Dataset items
..........
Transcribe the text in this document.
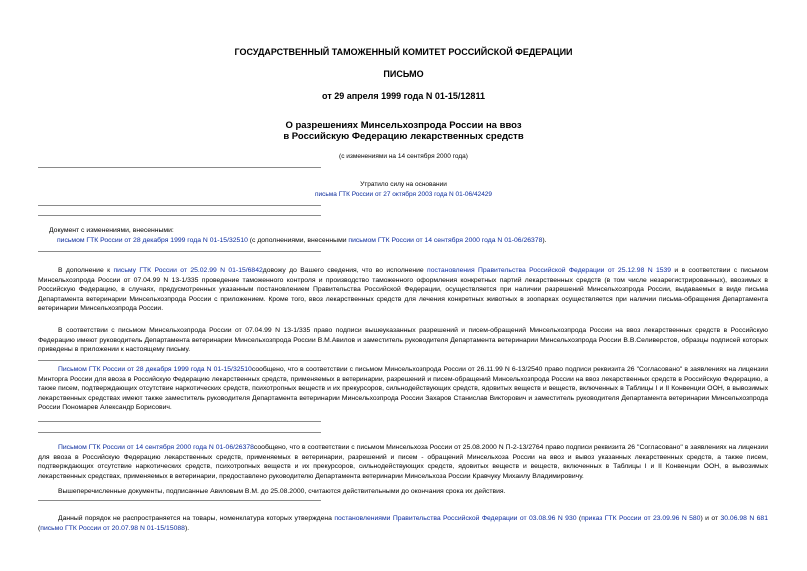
ГОСУДАРСТВЕННЫЙ ТАМОЖЕННЫЙ КОМИТЕТ РОССИЙСКОЙ ФЕДЕРАЦИИ
ПИСЬМО
от 29 апреля 1999 года N 01-15/12811
О разрешениях Минсельхозпрода России на ввоз
в Российскую Федерацию лекарственных средств
(с изменениями на 14 сентября 2000 года)
Утратило силу на основании
письма ГТК России от 27 октября 2003 года N 01-06/42429
Документ с изменениями, внесенными:
письмом ГТК России от 28 декабря 1999 года N 01-15/32510 (с дополнениями, внесенными письмом ГТК России от 14 сентября 2000 года N 01-06/26378).
В дополнение к письму ГТК России от 25.02.99 N 01-15/6842довожу до Вашего сведения, что во исполнение постановления Правительства Российской Федерации от 25.12.98 N 1539 и в соответствии с письмом Минсельхозпрода России от 07.04.99 N 13-1/335 проведение таможенного контроля и производство таможенного оформления конкретных партий лекарственных средств (в том числе незарегистрированных), ввозимых в Российскую Федерацию, в случаях, предусмотренных указанным постановлением Правительства Российской Федерации, осуществляется при наличии разрешений Минсельхозпрода России, выдаваемых в виде письма Департамента ветеринарии Минсельхозпрода России с приложением. Кроме того, ввоз лекарственных средств для лечения конкретных животных в зоопарках осуществляется при наличии письма-обращения Департамента ветеринарии Минсельхозпрода России.
В соответствии с письмом Минсельхозпрода России от 07.04.99 N 13-1/335 право подписи вышеуказанных разрешений и писем-обращений Минсельхозпрода России на ввоз лекарственных средств в Российскую Федерацию имеют руководитель Департамента ветеринарии Минсельхозпрода России В.М.Авилов и заместитель руководителя Департамента ветеринарии Минсельхозпрода России В.В.Селиверстов, образцы подписей которых приведены в приложении к настоящему письму.
Письмом ГТК России от 28 декабря 1999 года N 01-15/32510сообщено, что в соответствии с письмом Минсельхозпрода России от 26.11.99 N 6-13/2540 право подписи реквизита 26 "Согласовано" в заявлениях на лицензии Минторга России для ввоза в Российскую Федерацию лекарственных средств, применяемых в ветеринарии, разрешений и писем-обращений Минсельхозпрода России на ввоз лекарственных средств в Российскую Федерацию, а также писем, подтверждающих отсутствие наркотических средств, психотропных веществ и их прекурсоров, сильнодействующих средств, ядовитых веществ и веществ, включенных в Таблицы I и II Конвенции ООН, в вывозимых лекарственных средствах имеют также заместитель руководителя Департамента ветеринарии Минсельхозпрода России Захаров Станислав Викторович и заместитель руководителя Департамента ветеринарии Минсельхозпрода России Пономарев Александр Борисович.
Письмом ГТК России от 14 сентября 2000 года N 01-06/26378сообщено, что в соответствии с письмом Минсельхоза России от 25.08.2000 N П-2-13/2764 право подписи реквизита 26 "Согласовано" в заявлениях на лицензии для ввоза в Российскую Федерацию лекарственных средств, применяемых в ветеринарии, разрешений и писем - обращений Минсельхоза России на ввоз и вывоз указанных лекарственных средств, а также писем, подтверждающих отсутствие наркотических средств, психотропных веществ и их прекурсоров, сильнодействующих средств, ядовитых веществ и веществ, включенных в Таблицы I и II Конвенции ООН, в вывозимых лекарственных средствах, применяемых в ветеринарии, предоставлено руководителю Департамента ветеринарии Минсельхоза России Кравчуку Михаилу Владимировичу.
Вышеперечисленные документы, подписанные Авиловым В.М. до 25.08.2000, считаются действительными до окончания срока их действия.
Данный порядок не распространяется на товары, номенклатура которых утверждена постановлениями Правительства Российской Федерации от 03.08.96 N 930 (приказ ГТК России от 23.09.96 N 580) и от 30.06.98 N 681 (письмо ГТК России от 20.07.98 N 01-15/15088).
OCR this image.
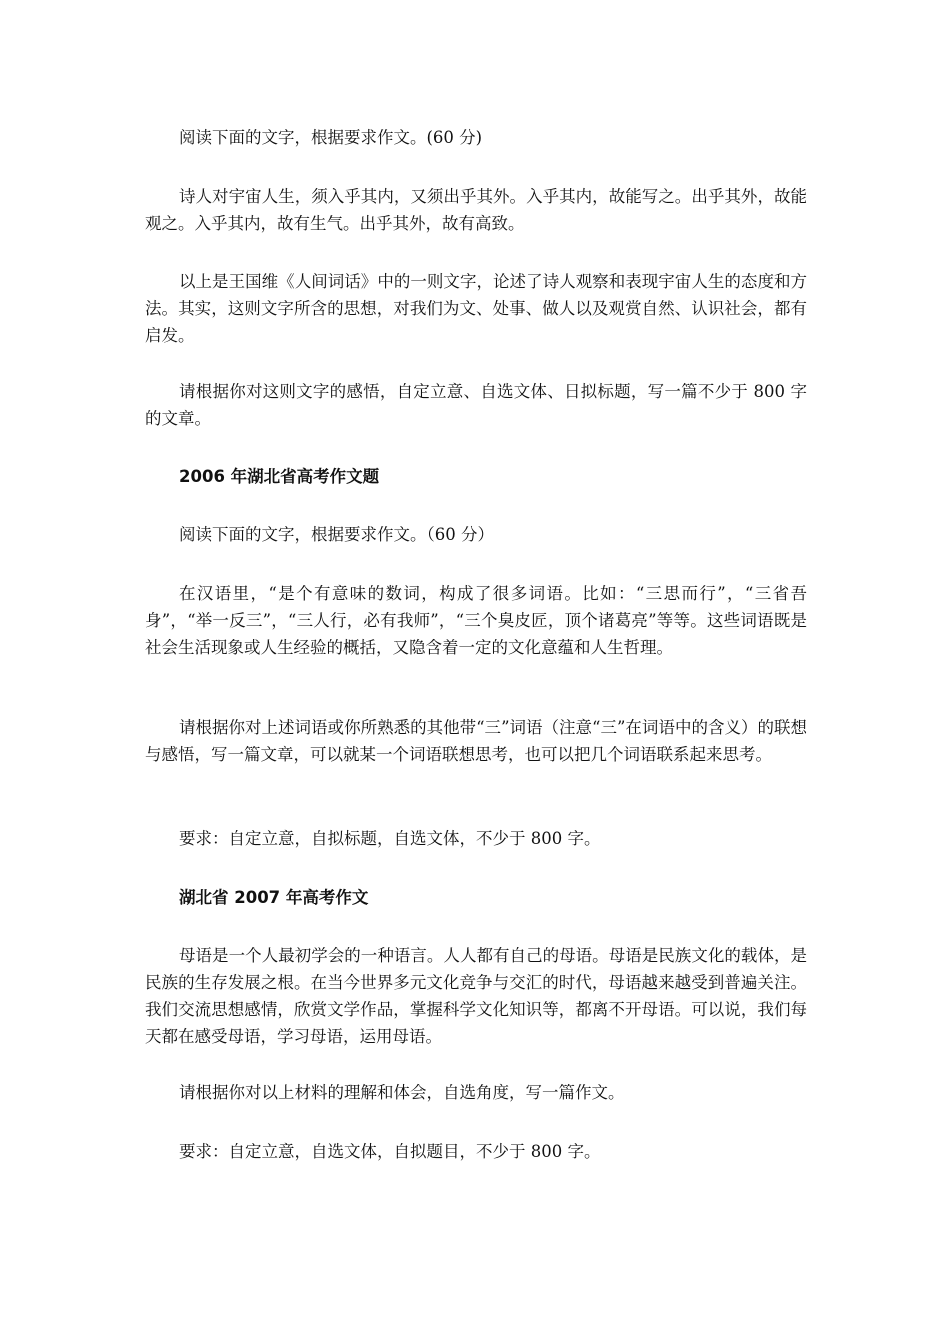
阅读下面的文字，根据要求作文。(60 分)

诗人对宇宙人生，须入乎其内，又须出乎其外。入乎其内，故能写之。出乎其外，故能观之。入乎其内，故有生气。出乎其外，故有高致。

以上是王国维《人间词话》中的一则文字，论述了诗人观察和表现宇宙人生的态度和方法。其实，这则文字所含的思想，对我们为文、处事、做人以及观赏自然、认识社会，都有启发。

请根据你对这则文字的感悟，自定立意、自选文体、日拟标题，写一篇不少于 800 字的文章。

2006 年湖北省高考作文题

阅读下面的文字，根据要求作文。（60 分）

在汉语里，“是个有意味的数词，构成了很多词语。比如：“三思而行”，“三省吾身”，“举一反三”，“三人行，必有我师”，“三个臭皮匠，顶个诸葛亮”等等。这些词语既是社会生活现象或人生经验的概括，又隐含着一定的文化意蕴和人生哲理。

请根据你对上述词语或你所熟悉的其他带“三”词语（注意“三”在词语中的含义）的联想与感悟，写一篇文章，可以就某一个词语联想思考，也可以把几个词语联系起来思考。

要求：自定立意，自拟标题，自选文体，不少于 800 字。

湖北省 2007 年高考作文

母语是一个人最初学会的一种语言。人人都有自己的母语。母语是民族文化的载体，是民族的生存发展之根。在当今世界多元文化竞争与交汇的时代，母语越来越受到普遍关注。我们交流思想感情，欣赏文学作品，掌握科学文化知识等，都离不开母语。可以说，我们每天都在感受母语，学习母语，运用母语。

请根据你对以上材料的理解和体会，自选角度，写一篇作文。

要求：自定立意，自选文体，自拟题目，不少于 800 字。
..........
◆ **Problem to work on**: Reproduce the entries above without change, omitting all pictures.

◆ **Written answer**:
Transcribe the text in this document.
ГОСУДАРСТВЕННЫЙ ТАМОЖЕННЫЙ КОМИТЕТ РОССИЙСКОЙ ФЕДЕРАЦИИ
ПИСЬМО
от 29 апреля 1999 года N 01-15/12811
О разрешениях Минсельхозпрода России на ввоз
в Российскую Федерацию лекарственных средств
(с изменениями на 14 сентября 2000 года)
Утратило силу на основании
письма ГТК России от 27 октября 2003 года N 01-06/42429
Документ с изменениями, внесенными:
письмом ГТК России от 28 декабря 1999 года N 01-15/32510 (с дополнениями, внесенными письмом ГТК России от 14 сентября 2000 года N 01-06/26378).
В дополнение к письму ГТК России от 25.02.99 N 01-15/6842довожу до Вашего сведения, что во исполнение постановления Правительства Российской Федерации от 25.12.98 N 1539 и в соответствии с письмом Минсельхозпрода России от 07.04.99 N 13-1/335 проведение таможенного контроля и производство таможенного оформления конкретных партий лекарственных средств (в том числе незарегистрированных), ввозимых в Российскую Федерацию, в случаях, предусмотренных указанным постановлением Правительства Российской Федерации, осуществляется при наличии разрешений Минсельхозпрода России, выдаваемых в виде письма Департамента ветеринарии Минсельхозпрода России с приложением. Кроме того, ввоз лекарственных средств для лечения конкретных животных в зоопарках осуществляется при наличии письма-обращения Департамента ветеринарии Минсельхозпрода России.
В соответствии с письмом Минсельхозпрода России от 07.04.99 N 13-1/335 право подписи вышеуказанных разрешений и писем-обращений Минсельхозпрода России на ввоз лекарственных средств в Российскую Федерацию имеют руководитель Департамента ветеринарии Минсельхозпрода России В.М.Авилов и заместитель руководителя Департамента ветеринарии Минсельхозпрода России В.В.Селиверстов, образцы подписей которых приведены в приложении к настоящему письму.
Письмом ГТК России от 28 декабря 1999 года N 01-15/32510сообщено, что в соответствии с письмом Минсельхозпрода России от 26.11.99 N 6-13/2540 право подписи реквизита 26 "Согласовано" в заявлениях на лицензии Минторга России для ввоза в Российскую Федерацию лекарственных средств, применяемых в ветеринарии, разрешений и писем-обращений Минсельхозпрода России на ввоз лекарственных средств в Российскую Федерацию, а также писем, подтверждающих отсутствие наркотических средств, психотропных веществ и их прекурсоров, сильнодействующих средств, ядовитых веществ и веществ, включенных в Таблицы I и II Конвенции ООН, в вывозимых лекарственных средствах имеют также заместитель руководителя Департамента ветеринарии Минсельхозпрода России Захаров Станислав Викторович и заместитель руководителя Департамента ветеринарии Минсельхозпрода России Пономарев Александр Борисович.
Письмом ГТК России от 14 сентября 2000 года N 01-06/26378сообщено, что в соответствии с письмом Минсельхоза России от 25.08.2000 N П-2-13/2764 право подписи реквизита 26 "Согласовано" в заявлениях на лицензии для ввоза в Российскую Федерацию лекарственных средств, применяемых в ветеринарии, разрешений и писем - обращений Минсельхоза России на ввоз и вывоз указанных лекарственных средств, а также писем, подтверждающих отсутствие наркотических средств, психотропных веществ и их прекурсоров, сильнодействующих средств, ядовитых веществ и веществ, включенных в Таблицы I и II Конвенции ООН, в вывозимых лекарственных средствах, применяемых в ветеринарии, предоставлено руководителю Департамента ветеринарии Минсельхоза России Кравчуку Михаилу Владимировичу.
Вышеперечисленные документы, подписанные Авиловым В.М. до 25.08.2000, считаются действительными до окончания срока их действия.
Данный порядок не распространяется на товары, номенклатура которых утверждена постановлениями Правительства Российской Федерации от 03.08.96 N 930 (приказ ГТК России от 23.09.96 N 580) и от 30.06.98 N 681 (письмо ГТК России от 20.07.98 N 01-15/15088).
OCR this image.
阅读下面的文字，根据要求作文。(60 分)

诗人对宇宙人生，须入乎其内，又须出乎其外。入乎其内，故能写之。出乎其外，故能观之。入乎其内，故有生气。出乎其外，故有高致。

以上是王国维《人间词话》中的一则文字，论述了诗人观察和表现宇宙人生的态度和方法。其实，这则文字所含的思想，对我们为文、处事、做人以及观赏自然、认识社会，都有启发。

请根据你对这则文字的感悟，自定立意、自选文体、日拟标题，写一篇不少于 800 字的文章。

2006 年湖北省高考作文题

阅读下面的文字，根据要求作文。（60 分）

在汉语里，“是个有意味的数词，构成了很多词语。比如：“三思而行”，“三省吾身”，“举一反三”，“三人行，必有我师”，“三个臭皮匠，顶个诸葛亮”等等。这些词语既是社会生活现象或人生经验的概括，又隐含着一定的文化意蕴和人生哲理。

请根据你对上述词语或你所熟悉的其他带“三”词语（注意“三”在词语中的含义）的联想与感悟，写一篇文章，可以就某一个词语联想思考，也可以把几个词语联系起来思考。

要求：自定立意，自拟标题，自选文体，不少于 800 字。

湖北省 2007 年高考作文

母语是一个人最初学会的一种语言。人人都有自己的母语。母语是民族文化的载体，是民族的生存发展之根。在当今世界多元文化竞争与交汇的时代，母语越来越受到普遍关注。我们交流思想感情，欣赏文学作品，掌握科学文化知识等，都离不开母语。可以说，我们每天都在感受母语，学习母语，运用母语。

请根据你对以上材料的理解和体会，自选角度，写一篇作文。

要求：自定立意，自选文体，自拟题目，不少于 800 字。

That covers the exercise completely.